» Work instructions
Reproduce the following material exactly, including every line.

» Records provided
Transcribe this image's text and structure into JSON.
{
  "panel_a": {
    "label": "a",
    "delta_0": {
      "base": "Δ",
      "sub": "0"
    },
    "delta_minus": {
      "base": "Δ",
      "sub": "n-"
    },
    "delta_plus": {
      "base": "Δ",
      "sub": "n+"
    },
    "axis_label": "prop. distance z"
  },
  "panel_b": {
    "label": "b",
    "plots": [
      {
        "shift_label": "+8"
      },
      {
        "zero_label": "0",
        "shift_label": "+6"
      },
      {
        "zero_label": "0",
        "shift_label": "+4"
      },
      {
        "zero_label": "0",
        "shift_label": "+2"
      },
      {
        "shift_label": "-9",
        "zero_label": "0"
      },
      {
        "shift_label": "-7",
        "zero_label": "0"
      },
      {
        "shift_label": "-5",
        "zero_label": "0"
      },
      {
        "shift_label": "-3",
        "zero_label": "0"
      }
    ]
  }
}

» Result for this exercise
Transcribe this image's text and structure into JSON.
{
  "panel_a": {
    "label": "a",
    "delta_0": {
      "base": "Δ",
      "sub": "0"
    },
    "delta_minus": {
      "base": "Δ",
      "sub": "n-"
    },
    "delta_plus": {
      "base": "Δ",
      "sub": "n+"
    },
    "axis_label": "prop. distance z"
  },
  "panel_b": {
    "label": "b",
    "plots": [
      {
        "shift_label": "+8"
      },
      {
        "zero_label": "0",
        "shift_label": "+6"
      },
      {
        "zero_label": "0",
        "shift_label": "+4"
      },
      {
        "zero_label": "0",
        "shift_label": "+2"
      },
      {
        "shift_label": "-9",
        "zero_label": "0"
      },
      {
        "shift_label": "-7",
        "zero_label": "0"
      },
      {
        "shift_label": "-5",
        "zero_label": "0"
      },
      {
        "shift_label": "-3",
        "zero_label": "0"
      }
    ]
  }
}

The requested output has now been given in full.